Directive ::
Reproduce everything in the material from the line containing "vendor-value: Vendor Name" down to the line containing "chevron-down-icon xyxy=(1641,310,1665,325)", both lines included, keeping each line unchanged.

Supplied material ::
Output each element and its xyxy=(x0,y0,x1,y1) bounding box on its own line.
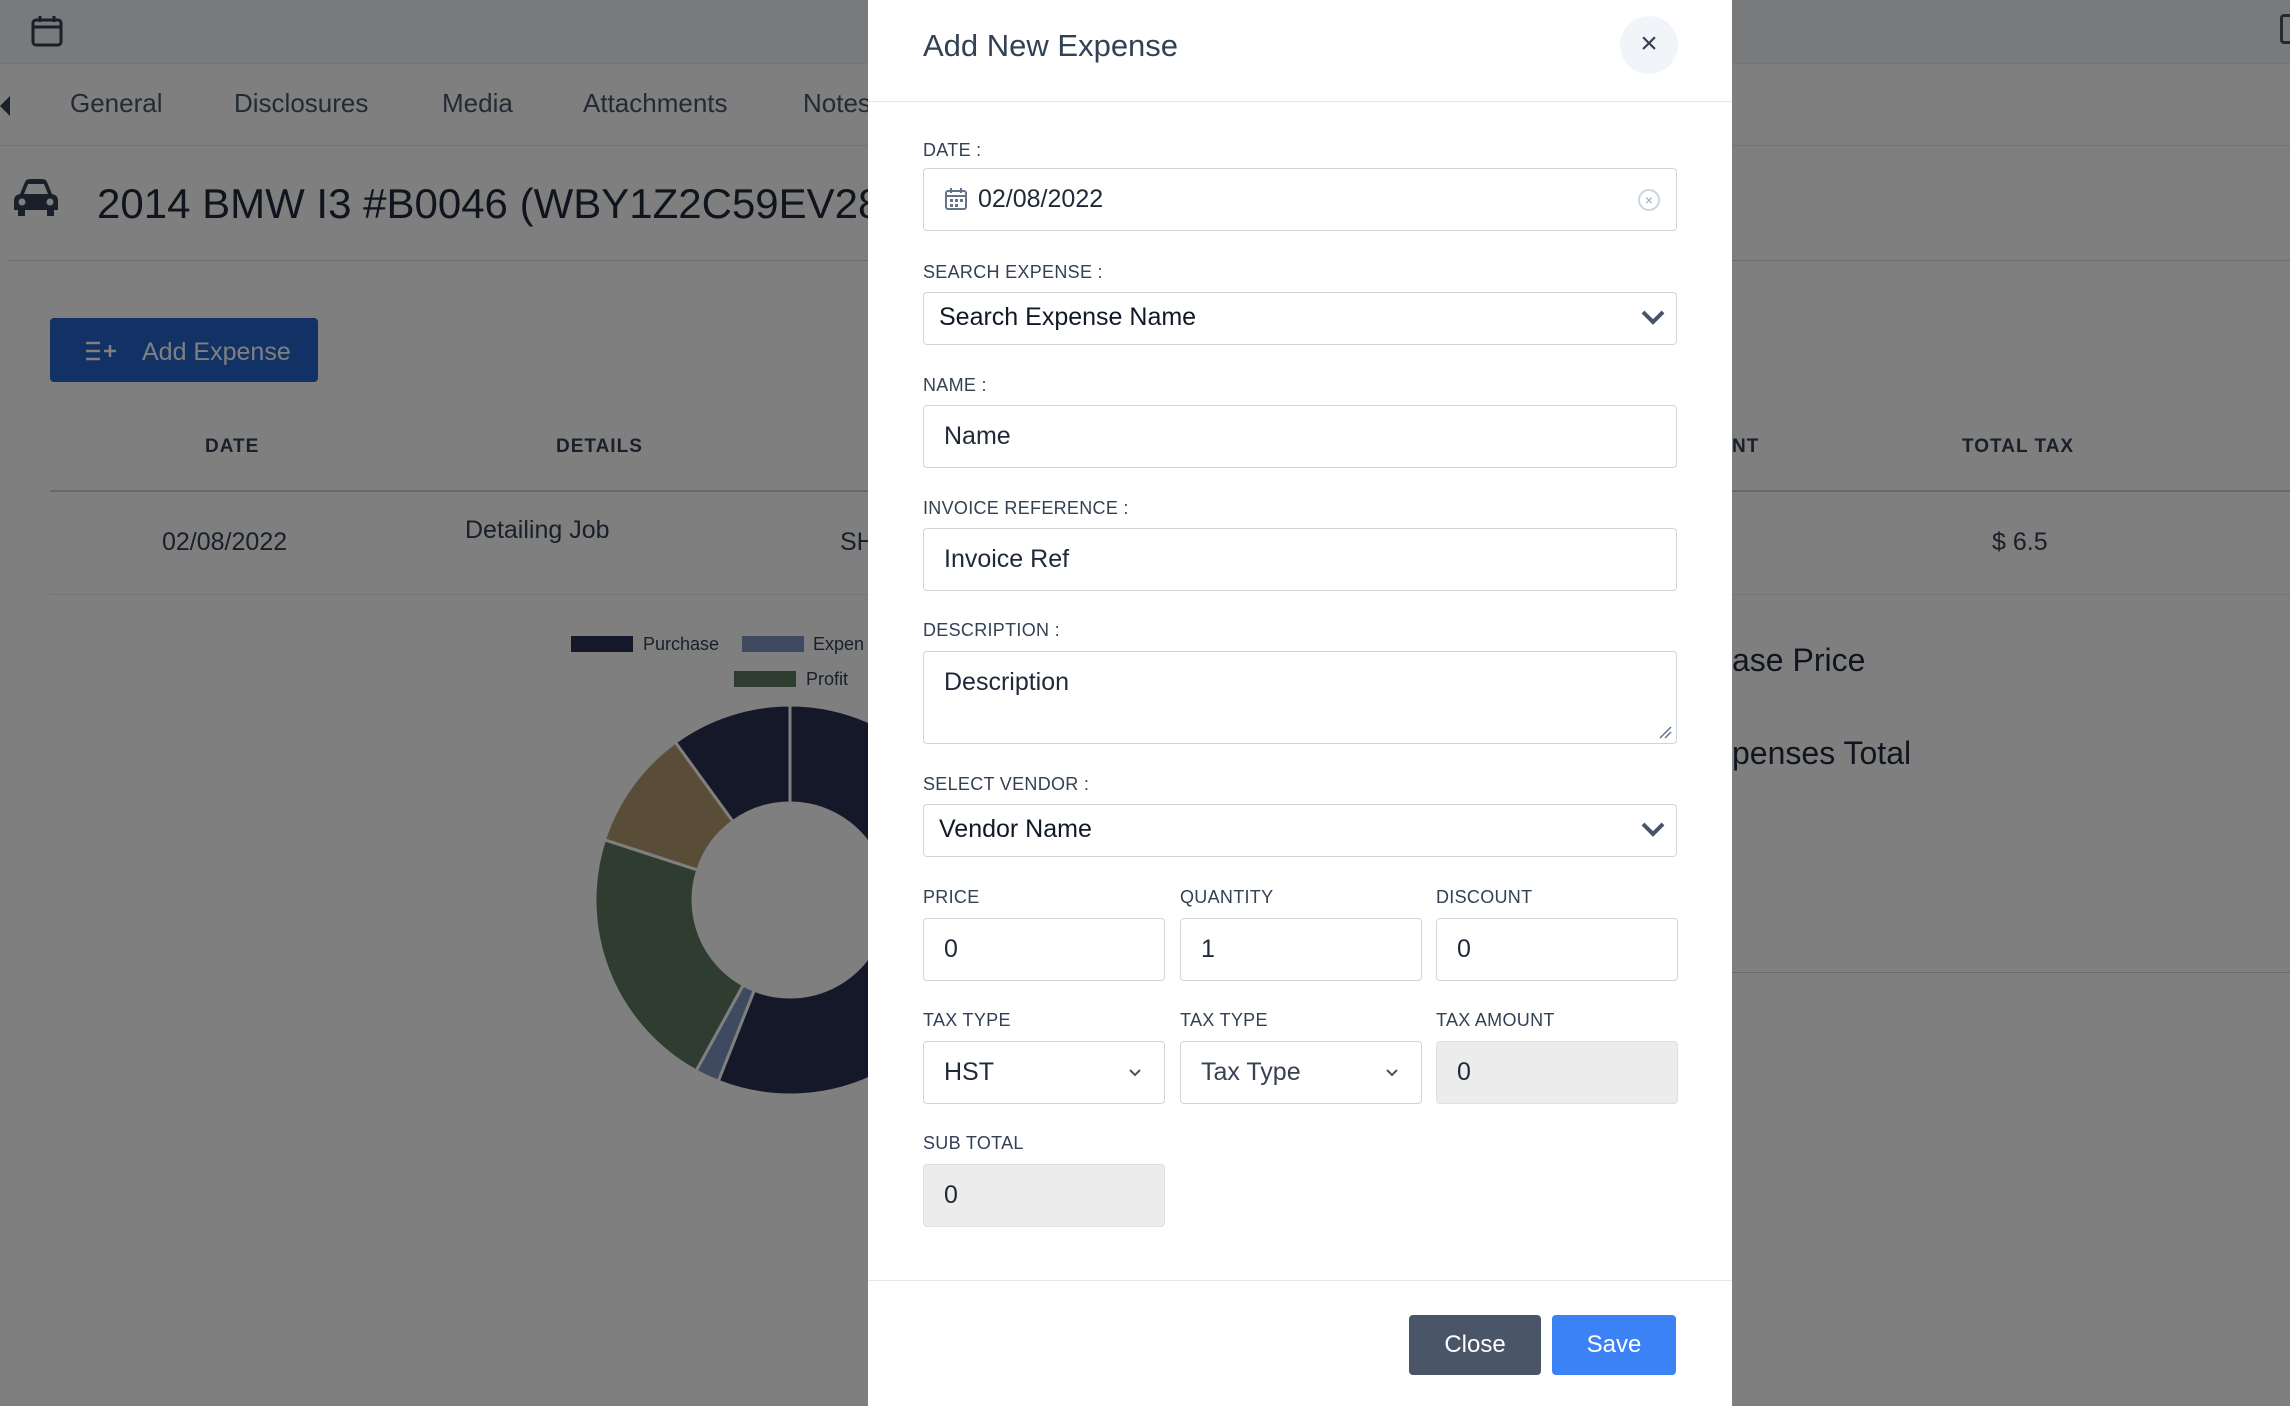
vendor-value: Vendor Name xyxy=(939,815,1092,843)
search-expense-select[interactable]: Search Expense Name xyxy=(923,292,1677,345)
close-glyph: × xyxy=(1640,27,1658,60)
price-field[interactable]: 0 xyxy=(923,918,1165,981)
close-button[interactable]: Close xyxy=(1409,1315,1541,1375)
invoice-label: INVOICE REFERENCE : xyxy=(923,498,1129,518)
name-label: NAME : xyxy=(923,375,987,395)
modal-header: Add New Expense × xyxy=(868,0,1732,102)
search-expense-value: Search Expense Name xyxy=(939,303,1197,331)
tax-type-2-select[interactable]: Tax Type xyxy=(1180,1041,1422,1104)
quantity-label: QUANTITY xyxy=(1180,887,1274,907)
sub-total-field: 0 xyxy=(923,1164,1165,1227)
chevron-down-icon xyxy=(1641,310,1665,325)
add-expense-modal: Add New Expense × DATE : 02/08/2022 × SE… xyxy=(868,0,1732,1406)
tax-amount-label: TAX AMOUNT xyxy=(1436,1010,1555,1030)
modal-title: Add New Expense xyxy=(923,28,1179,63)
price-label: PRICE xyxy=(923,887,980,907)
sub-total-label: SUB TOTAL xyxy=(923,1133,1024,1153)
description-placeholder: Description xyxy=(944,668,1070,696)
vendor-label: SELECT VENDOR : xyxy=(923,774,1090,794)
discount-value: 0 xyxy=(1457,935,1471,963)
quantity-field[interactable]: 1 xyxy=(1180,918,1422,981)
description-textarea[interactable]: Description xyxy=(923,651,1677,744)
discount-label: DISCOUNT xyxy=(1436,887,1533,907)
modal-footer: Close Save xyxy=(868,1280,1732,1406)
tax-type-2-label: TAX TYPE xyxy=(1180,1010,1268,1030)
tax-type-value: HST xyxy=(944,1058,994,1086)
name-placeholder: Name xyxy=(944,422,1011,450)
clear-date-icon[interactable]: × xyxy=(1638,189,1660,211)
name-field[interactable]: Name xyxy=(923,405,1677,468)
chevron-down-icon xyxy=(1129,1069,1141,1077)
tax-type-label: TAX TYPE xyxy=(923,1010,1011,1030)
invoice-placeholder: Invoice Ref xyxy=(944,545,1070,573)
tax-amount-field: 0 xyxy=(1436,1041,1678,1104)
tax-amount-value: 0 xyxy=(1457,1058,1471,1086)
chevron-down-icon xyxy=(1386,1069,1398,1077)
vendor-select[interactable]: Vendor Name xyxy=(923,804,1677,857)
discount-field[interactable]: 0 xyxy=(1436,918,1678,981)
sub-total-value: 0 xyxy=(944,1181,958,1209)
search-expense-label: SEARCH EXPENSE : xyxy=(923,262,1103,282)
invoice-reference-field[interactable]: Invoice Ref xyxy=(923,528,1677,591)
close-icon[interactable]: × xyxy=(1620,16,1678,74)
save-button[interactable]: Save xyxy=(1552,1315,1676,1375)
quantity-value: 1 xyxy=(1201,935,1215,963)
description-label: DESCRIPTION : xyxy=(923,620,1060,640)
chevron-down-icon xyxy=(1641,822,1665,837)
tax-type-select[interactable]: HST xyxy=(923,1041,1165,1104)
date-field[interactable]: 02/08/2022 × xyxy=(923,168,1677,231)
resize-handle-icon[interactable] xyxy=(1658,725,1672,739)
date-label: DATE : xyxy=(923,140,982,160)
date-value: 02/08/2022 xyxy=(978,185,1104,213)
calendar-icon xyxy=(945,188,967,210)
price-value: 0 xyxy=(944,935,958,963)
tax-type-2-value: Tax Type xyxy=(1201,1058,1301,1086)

Exercise output ::
vendor-value: Vendor Name xyxy=(939,815,1092,843)
search-expense-select[interactable]: Search Expense Name xyxy=(923,292,1677,345)
close-glyph: × xyxy=(1640,27,1658,60)
price-field[interactable]: 0 xyxy=(923,918,1165,981)
close-button[interactable]: Close xyxy=(1409,1315,1541,1375)
invoice-label: INVOICE REFERENCE : xyxy=(923,498,1129,518)
name-label: NAME : xyxy=(923,375,987,395)
modal-header: Add New Expense × xyxy=(868,0,1732,102)
search-expense-value: Search Expense Name xyxy=(939,303,1197,331)
tax-type-2-select[interactable]: Tax Type xyxy=(1180,1041,1422,1104)
quantity-label: QUANTITY xyxy=(1180,887,1274,907)
sub-total-field: 0 xyxy=(923,1164,1165,1227)
chevron-down-icon xyxy=(1641,310,1665,325)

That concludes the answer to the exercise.